■ GIVEN EXERCISE:
Copy out each line below that has the word "Rückerstattung" in it.

■ PROVIDED INFORMATION:

*****

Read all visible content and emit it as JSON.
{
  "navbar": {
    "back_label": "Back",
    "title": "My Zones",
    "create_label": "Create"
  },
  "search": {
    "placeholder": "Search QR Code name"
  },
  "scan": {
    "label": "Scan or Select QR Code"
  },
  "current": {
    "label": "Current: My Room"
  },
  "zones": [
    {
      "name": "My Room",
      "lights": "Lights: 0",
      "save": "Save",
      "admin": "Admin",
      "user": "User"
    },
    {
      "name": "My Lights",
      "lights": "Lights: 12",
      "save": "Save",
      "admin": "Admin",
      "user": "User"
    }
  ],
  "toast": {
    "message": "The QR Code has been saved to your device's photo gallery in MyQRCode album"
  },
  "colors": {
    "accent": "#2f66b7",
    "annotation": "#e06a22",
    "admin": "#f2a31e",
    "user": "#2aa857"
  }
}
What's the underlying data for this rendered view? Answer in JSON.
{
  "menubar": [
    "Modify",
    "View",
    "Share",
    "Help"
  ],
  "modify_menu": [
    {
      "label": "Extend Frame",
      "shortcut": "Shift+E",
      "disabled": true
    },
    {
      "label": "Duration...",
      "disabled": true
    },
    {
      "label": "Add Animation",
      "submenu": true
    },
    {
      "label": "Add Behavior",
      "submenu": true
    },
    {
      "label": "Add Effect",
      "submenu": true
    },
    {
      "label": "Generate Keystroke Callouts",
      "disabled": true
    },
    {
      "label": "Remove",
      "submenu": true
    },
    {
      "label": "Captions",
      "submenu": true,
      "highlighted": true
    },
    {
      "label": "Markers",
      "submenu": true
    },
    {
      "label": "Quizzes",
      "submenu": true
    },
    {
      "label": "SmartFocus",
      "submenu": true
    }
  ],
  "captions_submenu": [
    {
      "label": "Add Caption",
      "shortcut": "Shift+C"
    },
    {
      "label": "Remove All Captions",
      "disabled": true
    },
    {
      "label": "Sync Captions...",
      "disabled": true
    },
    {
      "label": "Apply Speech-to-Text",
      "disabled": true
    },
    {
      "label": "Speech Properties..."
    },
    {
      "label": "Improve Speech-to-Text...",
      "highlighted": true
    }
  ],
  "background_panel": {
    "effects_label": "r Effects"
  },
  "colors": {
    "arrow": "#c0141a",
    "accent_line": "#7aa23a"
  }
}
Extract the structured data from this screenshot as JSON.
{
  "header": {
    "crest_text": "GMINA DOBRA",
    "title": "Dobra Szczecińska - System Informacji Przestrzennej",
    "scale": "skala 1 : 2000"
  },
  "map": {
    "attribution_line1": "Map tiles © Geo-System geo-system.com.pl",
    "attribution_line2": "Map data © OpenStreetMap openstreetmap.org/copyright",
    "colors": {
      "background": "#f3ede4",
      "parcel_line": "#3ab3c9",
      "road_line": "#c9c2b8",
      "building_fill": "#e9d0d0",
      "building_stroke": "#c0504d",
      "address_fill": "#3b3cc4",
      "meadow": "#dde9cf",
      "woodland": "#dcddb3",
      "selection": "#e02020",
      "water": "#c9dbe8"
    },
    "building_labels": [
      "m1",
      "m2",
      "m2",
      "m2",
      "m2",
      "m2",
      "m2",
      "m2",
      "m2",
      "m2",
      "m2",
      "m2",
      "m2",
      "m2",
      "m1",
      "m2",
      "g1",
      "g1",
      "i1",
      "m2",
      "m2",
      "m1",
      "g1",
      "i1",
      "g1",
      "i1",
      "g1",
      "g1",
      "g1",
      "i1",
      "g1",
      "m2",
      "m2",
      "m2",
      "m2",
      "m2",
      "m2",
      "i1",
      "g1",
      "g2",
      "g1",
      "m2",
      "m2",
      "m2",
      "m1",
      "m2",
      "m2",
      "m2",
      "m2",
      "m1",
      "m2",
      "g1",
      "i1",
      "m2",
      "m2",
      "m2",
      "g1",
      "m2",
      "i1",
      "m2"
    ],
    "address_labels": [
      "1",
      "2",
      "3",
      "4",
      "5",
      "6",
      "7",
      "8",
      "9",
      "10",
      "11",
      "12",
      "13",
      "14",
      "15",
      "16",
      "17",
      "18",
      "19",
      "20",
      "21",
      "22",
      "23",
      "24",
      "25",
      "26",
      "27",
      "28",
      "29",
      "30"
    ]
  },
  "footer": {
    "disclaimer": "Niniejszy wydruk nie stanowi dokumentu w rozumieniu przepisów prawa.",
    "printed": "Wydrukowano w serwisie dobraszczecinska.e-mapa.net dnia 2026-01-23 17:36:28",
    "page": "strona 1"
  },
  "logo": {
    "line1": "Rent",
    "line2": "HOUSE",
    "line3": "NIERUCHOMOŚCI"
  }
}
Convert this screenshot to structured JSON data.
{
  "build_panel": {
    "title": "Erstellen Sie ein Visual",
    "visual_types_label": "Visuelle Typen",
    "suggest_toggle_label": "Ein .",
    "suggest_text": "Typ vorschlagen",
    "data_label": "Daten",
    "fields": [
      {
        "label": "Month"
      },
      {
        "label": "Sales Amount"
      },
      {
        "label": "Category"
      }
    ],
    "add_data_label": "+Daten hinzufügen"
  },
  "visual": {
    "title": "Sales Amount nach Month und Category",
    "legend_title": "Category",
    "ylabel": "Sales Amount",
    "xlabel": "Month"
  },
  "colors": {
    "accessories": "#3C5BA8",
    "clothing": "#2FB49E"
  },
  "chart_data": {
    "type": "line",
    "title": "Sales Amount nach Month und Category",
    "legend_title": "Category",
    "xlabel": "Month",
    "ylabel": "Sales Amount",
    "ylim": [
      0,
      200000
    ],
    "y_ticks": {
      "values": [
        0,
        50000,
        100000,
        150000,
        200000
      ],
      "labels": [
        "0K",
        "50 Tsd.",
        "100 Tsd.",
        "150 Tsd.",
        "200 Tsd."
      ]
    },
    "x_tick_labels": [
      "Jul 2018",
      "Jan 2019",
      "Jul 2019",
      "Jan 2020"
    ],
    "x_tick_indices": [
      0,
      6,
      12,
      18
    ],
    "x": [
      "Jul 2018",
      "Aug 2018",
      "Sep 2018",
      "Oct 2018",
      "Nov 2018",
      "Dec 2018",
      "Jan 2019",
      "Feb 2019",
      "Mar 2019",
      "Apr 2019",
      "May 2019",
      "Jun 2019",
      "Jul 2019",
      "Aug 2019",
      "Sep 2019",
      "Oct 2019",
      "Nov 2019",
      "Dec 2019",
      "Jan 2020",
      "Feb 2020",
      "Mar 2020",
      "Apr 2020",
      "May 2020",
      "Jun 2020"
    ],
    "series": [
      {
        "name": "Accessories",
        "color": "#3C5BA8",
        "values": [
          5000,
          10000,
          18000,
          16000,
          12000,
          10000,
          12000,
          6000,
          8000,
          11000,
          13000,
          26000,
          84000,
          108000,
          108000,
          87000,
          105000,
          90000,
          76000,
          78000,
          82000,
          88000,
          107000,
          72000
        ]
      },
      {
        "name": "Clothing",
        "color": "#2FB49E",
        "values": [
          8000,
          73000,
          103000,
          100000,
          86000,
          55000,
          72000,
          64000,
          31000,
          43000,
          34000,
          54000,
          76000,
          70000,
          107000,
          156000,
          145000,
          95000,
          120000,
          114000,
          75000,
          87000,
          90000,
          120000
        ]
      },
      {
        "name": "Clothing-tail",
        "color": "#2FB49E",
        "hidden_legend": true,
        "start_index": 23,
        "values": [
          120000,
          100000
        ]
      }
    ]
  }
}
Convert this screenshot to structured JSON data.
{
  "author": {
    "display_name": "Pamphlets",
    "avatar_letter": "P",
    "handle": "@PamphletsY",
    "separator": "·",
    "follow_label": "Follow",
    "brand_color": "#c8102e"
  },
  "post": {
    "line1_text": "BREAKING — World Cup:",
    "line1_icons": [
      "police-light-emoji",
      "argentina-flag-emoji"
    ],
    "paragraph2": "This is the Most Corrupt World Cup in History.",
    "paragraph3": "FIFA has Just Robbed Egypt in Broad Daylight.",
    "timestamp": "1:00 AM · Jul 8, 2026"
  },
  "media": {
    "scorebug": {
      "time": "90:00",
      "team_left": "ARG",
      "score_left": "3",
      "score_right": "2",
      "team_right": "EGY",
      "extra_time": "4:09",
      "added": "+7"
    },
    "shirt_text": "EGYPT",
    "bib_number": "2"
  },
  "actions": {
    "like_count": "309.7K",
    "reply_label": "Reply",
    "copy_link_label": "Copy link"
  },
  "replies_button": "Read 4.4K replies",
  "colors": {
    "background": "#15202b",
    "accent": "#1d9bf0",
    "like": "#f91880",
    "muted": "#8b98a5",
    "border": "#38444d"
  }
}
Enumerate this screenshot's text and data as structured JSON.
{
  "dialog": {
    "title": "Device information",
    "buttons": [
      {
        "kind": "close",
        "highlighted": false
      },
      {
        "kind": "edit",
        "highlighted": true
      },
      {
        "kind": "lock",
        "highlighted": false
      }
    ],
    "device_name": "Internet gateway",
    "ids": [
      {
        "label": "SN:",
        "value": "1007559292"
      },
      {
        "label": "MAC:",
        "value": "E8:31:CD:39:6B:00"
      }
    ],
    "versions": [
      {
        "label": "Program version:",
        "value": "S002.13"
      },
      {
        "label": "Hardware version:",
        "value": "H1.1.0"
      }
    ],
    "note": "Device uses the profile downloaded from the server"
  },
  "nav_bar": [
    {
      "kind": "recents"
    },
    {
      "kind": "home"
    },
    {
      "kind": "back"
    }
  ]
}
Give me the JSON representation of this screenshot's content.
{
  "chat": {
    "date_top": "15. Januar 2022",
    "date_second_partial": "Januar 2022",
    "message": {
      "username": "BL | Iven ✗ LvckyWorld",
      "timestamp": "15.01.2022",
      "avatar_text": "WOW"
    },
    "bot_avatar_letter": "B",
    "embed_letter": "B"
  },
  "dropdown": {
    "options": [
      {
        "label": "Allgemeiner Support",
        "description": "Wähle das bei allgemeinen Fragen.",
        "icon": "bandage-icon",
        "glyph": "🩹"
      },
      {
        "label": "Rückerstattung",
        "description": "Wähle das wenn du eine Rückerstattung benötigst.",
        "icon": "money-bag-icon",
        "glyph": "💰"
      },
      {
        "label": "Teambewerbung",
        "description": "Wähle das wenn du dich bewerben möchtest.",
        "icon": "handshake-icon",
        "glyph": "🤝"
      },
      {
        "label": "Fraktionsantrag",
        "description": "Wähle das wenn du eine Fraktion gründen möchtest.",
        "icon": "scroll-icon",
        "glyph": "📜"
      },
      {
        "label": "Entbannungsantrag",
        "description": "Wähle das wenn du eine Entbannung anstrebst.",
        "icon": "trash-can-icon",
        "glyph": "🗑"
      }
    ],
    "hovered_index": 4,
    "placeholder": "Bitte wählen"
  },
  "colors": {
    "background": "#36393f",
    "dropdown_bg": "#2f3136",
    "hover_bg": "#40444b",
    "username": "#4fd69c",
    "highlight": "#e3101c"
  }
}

*****

■ EXPECTED ANSWER:
        "label": "Rückerstattung",
        "description": "Wähle das wenn du eine Rückerstattung benötigst.",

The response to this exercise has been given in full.